WRITTEN REQUEST.
Your job is to restate each entry word for word.

INFORMATION PROVIDED.
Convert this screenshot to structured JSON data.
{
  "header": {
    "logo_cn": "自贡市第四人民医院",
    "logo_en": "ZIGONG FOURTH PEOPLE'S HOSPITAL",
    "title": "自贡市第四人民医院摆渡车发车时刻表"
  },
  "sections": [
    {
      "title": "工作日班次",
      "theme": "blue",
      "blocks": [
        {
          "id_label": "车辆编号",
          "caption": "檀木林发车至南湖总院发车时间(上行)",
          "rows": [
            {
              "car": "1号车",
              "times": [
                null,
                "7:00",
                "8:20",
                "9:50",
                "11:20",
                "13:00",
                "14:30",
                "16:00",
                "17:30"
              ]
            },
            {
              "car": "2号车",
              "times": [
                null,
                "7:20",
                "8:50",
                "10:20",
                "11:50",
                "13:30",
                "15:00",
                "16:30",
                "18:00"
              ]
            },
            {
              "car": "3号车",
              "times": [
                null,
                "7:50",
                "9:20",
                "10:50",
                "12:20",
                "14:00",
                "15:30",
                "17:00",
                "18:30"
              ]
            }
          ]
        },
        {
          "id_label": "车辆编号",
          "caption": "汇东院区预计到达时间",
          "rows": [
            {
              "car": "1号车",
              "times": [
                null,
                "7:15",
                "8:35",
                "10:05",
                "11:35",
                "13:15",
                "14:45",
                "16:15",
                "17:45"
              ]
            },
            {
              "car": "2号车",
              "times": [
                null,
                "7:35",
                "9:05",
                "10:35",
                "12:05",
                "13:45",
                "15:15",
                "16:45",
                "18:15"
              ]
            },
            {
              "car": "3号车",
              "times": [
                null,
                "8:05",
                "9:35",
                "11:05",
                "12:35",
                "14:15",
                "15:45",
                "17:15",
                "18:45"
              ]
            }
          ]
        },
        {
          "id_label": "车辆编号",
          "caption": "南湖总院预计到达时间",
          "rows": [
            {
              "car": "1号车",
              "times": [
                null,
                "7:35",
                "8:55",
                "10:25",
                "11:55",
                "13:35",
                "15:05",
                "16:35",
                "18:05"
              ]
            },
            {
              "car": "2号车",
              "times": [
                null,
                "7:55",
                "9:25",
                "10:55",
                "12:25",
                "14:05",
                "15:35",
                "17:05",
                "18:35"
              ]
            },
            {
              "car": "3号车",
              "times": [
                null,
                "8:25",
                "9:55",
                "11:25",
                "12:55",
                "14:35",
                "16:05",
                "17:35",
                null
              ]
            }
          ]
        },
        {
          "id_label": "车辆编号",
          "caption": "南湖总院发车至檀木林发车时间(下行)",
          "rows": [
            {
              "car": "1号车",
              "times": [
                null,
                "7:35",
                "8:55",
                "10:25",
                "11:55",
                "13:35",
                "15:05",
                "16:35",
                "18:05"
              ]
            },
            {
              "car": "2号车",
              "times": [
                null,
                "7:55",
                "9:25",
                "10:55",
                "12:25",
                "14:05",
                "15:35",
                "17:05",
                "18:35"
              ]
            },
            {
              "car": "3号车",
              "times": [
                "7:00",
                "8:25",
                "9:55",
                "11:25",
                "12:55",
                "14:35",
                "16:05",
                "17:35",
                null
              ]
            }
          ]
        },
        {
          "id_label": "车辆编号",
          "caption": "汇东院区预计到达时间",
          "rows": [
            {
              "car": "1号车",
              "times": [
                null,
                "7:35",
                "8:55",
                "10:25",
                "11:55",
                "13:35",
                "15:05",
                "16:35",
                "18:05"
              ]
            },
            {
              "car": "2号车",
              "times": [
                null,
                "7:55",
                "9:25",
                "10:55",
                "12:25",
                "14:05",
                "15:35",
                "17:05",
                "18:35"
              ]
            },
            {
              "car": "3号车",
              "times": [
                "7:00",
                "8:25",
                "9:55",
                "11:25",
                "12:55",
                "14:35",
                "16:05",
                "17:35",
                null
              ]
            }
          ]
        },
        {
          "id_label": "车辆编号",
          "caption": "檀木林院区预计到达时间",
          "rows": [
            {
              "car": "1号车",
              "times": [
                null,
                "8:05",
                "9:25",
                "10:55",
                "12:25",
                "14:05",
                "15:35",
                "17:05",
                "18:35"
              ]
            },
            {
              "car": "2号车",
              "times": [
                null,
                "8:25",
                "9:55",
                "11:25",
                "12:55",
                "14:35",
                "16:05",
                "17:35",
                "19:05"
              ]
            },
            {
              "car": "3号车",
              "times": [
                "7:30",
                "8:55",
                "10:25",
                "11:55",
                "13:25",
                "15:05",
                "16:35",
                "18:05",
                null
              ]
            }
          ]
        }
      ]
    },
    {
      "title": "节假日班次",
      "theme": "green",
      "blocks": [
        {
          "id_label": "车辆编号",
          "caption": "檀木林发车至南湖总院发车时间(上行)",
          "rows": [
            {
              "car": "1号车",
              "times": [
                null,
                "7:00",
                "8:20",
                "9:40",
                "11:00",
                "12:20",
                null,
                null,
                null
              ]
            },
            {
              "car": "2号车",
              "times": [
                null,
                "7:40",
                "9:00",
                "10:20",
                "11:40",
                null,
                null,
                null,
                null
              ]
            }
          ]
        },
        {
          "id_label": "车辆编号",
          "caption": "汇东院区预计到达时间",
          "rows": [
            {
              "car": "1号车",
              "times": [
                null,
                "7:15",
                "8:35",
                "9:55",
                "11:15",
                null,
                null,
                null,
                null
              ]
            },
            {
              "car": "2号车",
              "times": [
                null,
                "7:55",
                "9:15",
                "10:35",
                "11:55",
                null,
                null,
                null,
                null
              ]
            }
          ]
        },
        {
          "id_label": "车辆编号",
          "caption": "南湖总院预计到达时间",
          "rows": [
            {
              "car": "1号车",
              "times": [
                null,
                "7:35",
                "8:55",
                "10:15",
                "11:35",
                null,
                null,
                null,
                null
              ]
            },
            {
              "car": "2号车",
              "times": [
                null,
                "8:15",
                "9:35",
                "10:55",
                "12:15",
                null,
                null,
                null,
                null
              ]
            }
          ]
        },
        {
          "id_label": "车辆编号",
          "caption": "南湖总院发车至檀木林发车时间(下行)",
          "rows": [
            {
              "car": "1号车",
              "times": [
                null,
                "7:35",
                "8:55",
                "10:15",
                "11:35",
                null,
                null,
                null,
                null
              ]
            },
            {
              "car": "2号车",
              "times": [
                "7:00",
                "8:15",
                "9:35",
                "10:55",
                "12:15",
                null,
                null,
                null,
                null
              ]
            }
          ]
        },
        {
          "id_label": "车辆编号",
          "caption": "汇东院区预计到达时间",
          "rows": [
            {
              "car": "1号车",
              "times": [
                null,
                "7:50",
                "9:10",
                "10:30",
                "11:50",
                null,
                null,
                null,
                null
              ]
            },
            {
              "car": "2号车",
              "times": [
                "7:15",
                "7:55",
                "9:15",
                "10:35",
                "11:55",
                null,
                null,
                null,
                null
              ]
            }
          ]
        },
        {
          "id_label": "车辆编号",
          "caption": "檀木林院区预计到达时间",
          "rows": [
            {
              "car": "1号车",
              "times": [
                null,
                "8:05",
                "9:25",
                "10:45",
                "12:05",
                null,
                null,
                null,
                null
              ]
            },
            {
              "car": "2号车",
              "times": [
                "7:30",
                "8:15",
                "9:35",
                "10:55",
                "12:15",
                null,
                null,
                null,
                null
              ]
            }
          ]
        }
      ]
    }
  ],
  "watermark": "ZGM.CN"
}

OUTPUT.
Convert this screenshot to structured JSON data.
{
  "header": {
    "logo_cn": "自贡市第四人民医院",
    "logo_en": "ZIGONG FOURTH PEOPLE'S HOSPITAL",
    "title": "自贡市第四人民医院摆渡车发车时刻表"
  },
  "sections": [
    {
      "title": "工作日班次",
      "theme": "blue",
      "blocks": [
        {
          "id_label": "车辆编号",
          "caption": "檀木林发车至南湖总院发车时间(上行)",
          "rows": [
            {
              "car": "1号车",
              "times": [
                null,
                "7:00",
                "8:20",
                "9:50",
                "11:20",
                "13:00",
                "14:30",
                "16:00",
                "17:30"
              ]
            },
            {
              "car": "2号车",
              "times": [
                null,
                "7:20",
                "8:50",
                "10:20",
                "11:50",
                "13:30",
                "15:00",
                "16:30",
                "18:00"
              ]
            },
            {
              "car": "3号车",
              "times": [
                null,
                "7:50",
                "9:20",
                "10:50",
                "12:20",
                "14:00",
                "15:30",
                "17:00",
                "18:30"
              ]
            }
          ]
        },
        {
          "id_label": "车辆编号",
          "caption": "汇东院区预计到达时间",
          "rows": [
            {
              "car": "1号车",
              "times": [
                null,
                "7:15",
                "8:35",
                "10:05",
                "11:35",
                "13:15",
                "14:45",
                "16:15",
                "17:45"
              ]
            },
            {
              "car": "2号车",
              "times": [
                null,
                "7:35",
                "9:05",
                "10:35",
                "12:05",
                "13:45",
                "15:15",
                "16:45",
                "18:15"
              ]
            },
            {
              "car": "3号车",
              "times": [
                null,
                "8:05",
                "9:35",
                "11:05",
                "12:35",
                "14:15",
                "15:45",
                "17:15",
                "18:45"
              ]
            }
          ]
        },
        {
          "id_label": "车辆编号",
          "caption": "南湖总院预计到达时间",
          "rows": [
            {
              "car": "1号车",
              "times": [
                null,
                "7:35",
                "8:55",
                "10:25",
                "11:55",
                "13:35",
                "15:05",
                "16:35",
                "18:05"
              ]
            },
            {
              "car": "2号车",
              "times": [
                null,
                "7:55",
                "9:25",
                "10:55",
                "12:25",
                "14:05",
                "15:35",
                "17:05",
                "18:35"
              ]
            },
            {
              "car": "3号车",
              "times": [
                null,
                "8:25",
                "9:55",
                "11:25",
                "12:55",
                "14:35",
                "16:05",
                "17:35",
                null
              ]
            }
          ]
        },
        {
          "id_label": "车辆编号",
          "caption": "南湖总院发车至檀木林发车时间(下行)",
          "rows": [
            {
              "car": "1号车",
              "times": [
                null,
                "7:35",
                "8:55",
                "10:25",
                "11:55",
                "13:35",
                "15:05",
                "16:35",
                "18:05"
              ]
            },
            {
              "car": "2号车",
              "times": [
                null,
                "7:55",
                "9:25",
                "10:55",
                "12:25",
                "14:05",
                "15:35",
                "17:05",
                "18:35"
              ]
            },
            {
              "car": "3号车",
              "times": [
                "7:00",
                "8:25",
                "9:55",
                "11:25",
                "12:55",
                "14:35",
                "16:05",
                "17:35",
                null
              ]
            }
          ]
        },
        {
          "id_label": "车辆编号",
          "caption": "汇东院区预计到达时间",
          "rows": [
            {
              "car": "1号车",
              "times": [
                null,
                "7:35",
                "8:55",
                "10:25",
                "11:55",
                "13:35",
                "15:05",
                "16:35",
                "18:05"
              ]
            },
            {
              "car": "2号车",
              "times": [
                null,
                "7:55",
                "9:25",
                "10:55",
                "12:25",
                "14:05",
                "15:35",
                "17:05",
                "18:35"
              ]
            },
            {
              "car": "3号车",
              "times": [
                "7:00",
                "8:25",
                "9:55",
                "11:25",
                "12:55",
                "14:35",
                "16:05",
                "17:35",
                null
              ]
            }
          ]
        },
        {
          "id_label": "车辆编号",
          "caption": "檀木林院区预计到达时间",
          "rows": [
            {
              "car": "1号车",
              "times": [
                null,
                "8:05",
                "9:25",
                "10:55",
                "12:25",
                "14:05",
                "15:35",
                "17:05",
                "18:35"
              ]
            },
            {
              "car": "2号车",
              "times": [
                null,
                "8:25",
                "9:55",
                "11:25",
                "12:55",
                "14:35",
                "16:05",
                "17:35",
                "19:05"
              ]
            },
            {
              "car": "3号车",
              "times": [
                "7:30",
                "8:55",
                "10:25",
                "11:55",
                "13:25",
                "15:05",
                "16:35",
                "18:05",
                null
              ]
            }
          ]
        }
      ]
    },
    {
      "title": "节假日班次",
      "theme": "green",
      "blocks": [
        {
          "id_label": "车辆编号",
          "caption": "檀木林发车至南湖总院发车时间(上行)",
          "rows": [
            {
              "car": "1号车",
              "times": [
                null,
                "7:00",
                "8:20",
                "9:40",
                "11:00",
                "12:20",
                null,
                null,
                null
              ]
            },
            {
              "car": "2号车",
              "times": [
                null,
                "7:40",
                "9:00",
                "10:20",
                "11:40",
                null,
                null,
                null,
                null
              ]
            }
          ]
        },
        {
          "id_label": "车辆编号",
          "caption": "汇东院区预计到达时间",
          "rows": [
            {
              "car": "1号车",
              "times": [
                null,
                "7:15",
                "8:35",
                "9:55",
                "11:15",
                null,
                null,
                null,
                null
              ]
            },
            {
              "car": "2号车",
              "times": [
                null,
                "7:55",
                "9:15",
                "10:35",
                "11:55",
                null,
                null,
                null,
                null
              ]
            }
          ]
        },
        {
          "id_label": "车辆编号",
          "caption": "南湖总院预计到达时间",
          "rows": [
            {
              "car": "1号车",
              "times": [
                null,
                "7:35",
                "8:55",
                "10:15",
                "11:35",
                null,
                null,
                null,
                null
              ]
            },
            {
              "car": "2号车",
              "times": [
                null,
                "8:15",
                "9:35",
                "10:55",
                "12:15",
                null,
                null,
                null,
                null
              ]
            }
          ]
        },
        {
          "id_label": "车辆编号",
          "caption": "南湖总院发车至檀木林发车时间(下行)",
          "rows": [
            {
              "car": "1号车",
              "times": [
                null,
                "7:35",
                "8:55",
                "10:15",
                "11:35",
                null,
                null,
                null,
                null
              ]
            },
            {
              "car": "2号车",
              "times": [
                "7:00",
                "8:15",
                "9:35",
                "10:55",
                "12:15",
                null,
                null,
                null,
                null
              ]
            }
          ]
        },
        {
          "id_label": "车辆编号",
          "caption": "汇东院区预计到达时间",
          "rows": [
            {
              "car": "1号车",
              "times": [
                null,
                "7:50",
                "9:10",
                "10:30",
                "11:50",
                null,
                null,
                null,
                null
              ]
            },
            {
              "car": "2号车",
              "times": [
                "7:15",
                "7:55",
                "9:15",
                "10:35",
                "11:55",
                null,
                null,
                null,
                null
              ]
            }
          ]
        },
        {
          "id_label": "车辆编号",
          "caption": "檀木林院区预计到达时间",
          "rows": [
            {
              "car": "1号车",
              "times": [
                null,
                "8:05",
                "9:25",
                "10:45",
                "12:05",
                null,
                null,
                null,
                null
              ]
            },
            {
              "car": "2号车",
              "times": [
                "7:30",
                "8:15",
                "9:35",
                "10:55",
                "12:15",
                null,
                null,
                null,
                null
              ]
            }
          ]
        }
      ]
    }
  ],
  "watermark": "ZGM.CN"
}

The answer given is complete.